▶ [To be done] Only the lines holding the string "information" are needed. Copy each one.

──────────

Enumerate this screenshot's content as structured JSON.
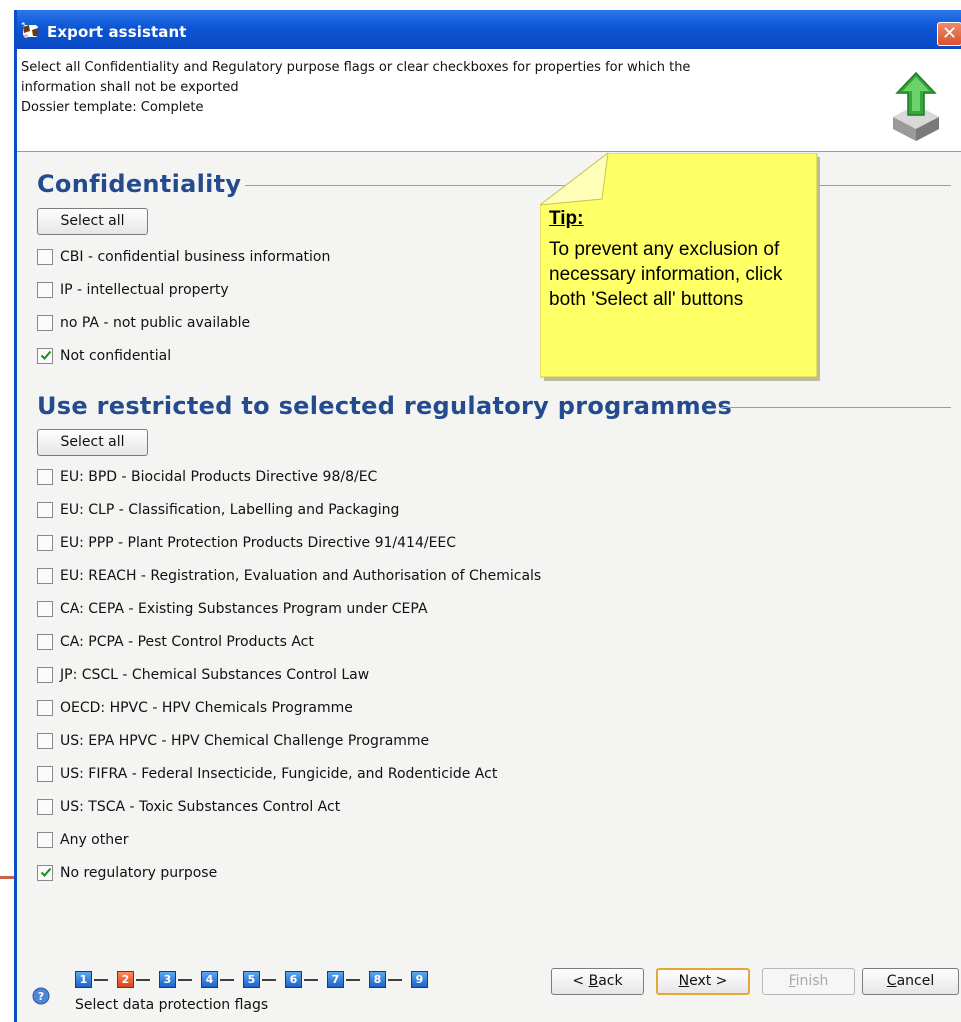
{
  "window": {
    "title": "Export assistant",
    "close_label": "✕",
    "app_icon": "cow-icon"
  },
  "header": {
    "line1": "Select all Confidentiality and Regulatory purpose flags or clear checkboxes for properties for which the",
    "line2": "information shall not be exported",
    "line3": "Dossier template: Complete",
    "icon": "export-arrow-icon"
  },
  "confidentiality": {
    "title": "Confidentiality",
    "select_all": "Select all",
    "items": [
      {
        "label": "CBI - confidential business information",
        "checked": false
      },
      {
        "label": "IP - intellectual property",
        "checked": false
      },
      {
        "label": "no PA - not public available",
        "checked": false
      },
      {
        "label": "Not confidential",
        "checked": true
      }
    ]
  },
  "regulatory": {
    "title": "Use restricted to selected regulatory programmes",
    "select_all": "Select all",
    "items": [
      {
        "label": "EU: BPD - Biocidal Products Directive 98/8/EC",
        "checked": false
      },
      {
        "label": "EU: CLP - Classification, Labelling and Packaging",
        "checked": false
      },
      {
        "label": "EU: PPP - Plant Protection Products Directive 91/414/EEC",
        "checked": false
      },
      {
        "label": "EU: REACH - Registration, Evaluation and Authorisation of Chemicals",
        "checked": false
      },
      {
        "label": "CA: CEPA - Existing Substances Program under CEPA",
        "checked": false
      },
      {
        "label": "CA: PCPA - Pest Control Products Act",
        "checked": false
      },
      {
        "label": "JP: CSCL - Chemical Substances Control Law",
        "checked": false
      },
      {
        "label": "OECD: HPVC - HPV Chemicals Programme",
        "checked": false
      },
      {
        "label": "US: EPA HPVC - HPV Chemical Challenge Programme",
        "checked": false
      },
      {
        "label": "US: FIFRA - Federal Insecticide, Fungicide, and Rodenticide Act",
        "checked": false
      },
      {
        "label": "US: TSCA - Toxic Substances Control Act",
        "checked": false
      },
      {
        "label": "Any other",
        "checked": false
      },
      {
        "label": "No regulatory purpose",
        "checked": true
      }
    ]
  },
  "tip": {
    "title": "Tip:",
    "text": "To prevent any exclusion of necessary information, click both 'Select all' buttons"
  },
  "footer": {
    "help_icon": "help-icon",
    "steps": [
      "1",
      "2",
      "3",
      "4",
      "5",
      "6",
      "7",
      "8",
      "9"
    ],
    "active_step": 2,
    "caption": "Select data protection flags",
    "back_key": "B",
    "back_rest": "ack",
    "back_prefix": "< ",
    "next_key": "N",
    "next_rest": "ext >",
    "finish_key": "F",
    "finish_rest": "inish",
    "cancel_key": "C",
    "cancel_rest": "ancel"
  },
  "colors": {
    "title_bar": "#0d55d4",
    "section_title": "#254b8f",
    "tip_note": "#ffff66",
    "active_step": "#d6451b",
    "step": "#1c62c7"
  }
}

──────────

▶ [Reply]
    "line2": "information shall not be exported",
        "label": "CBI - confidential business information",
    "text": "To prevent any exclusion of necessary information, click both 'Select all' buttons"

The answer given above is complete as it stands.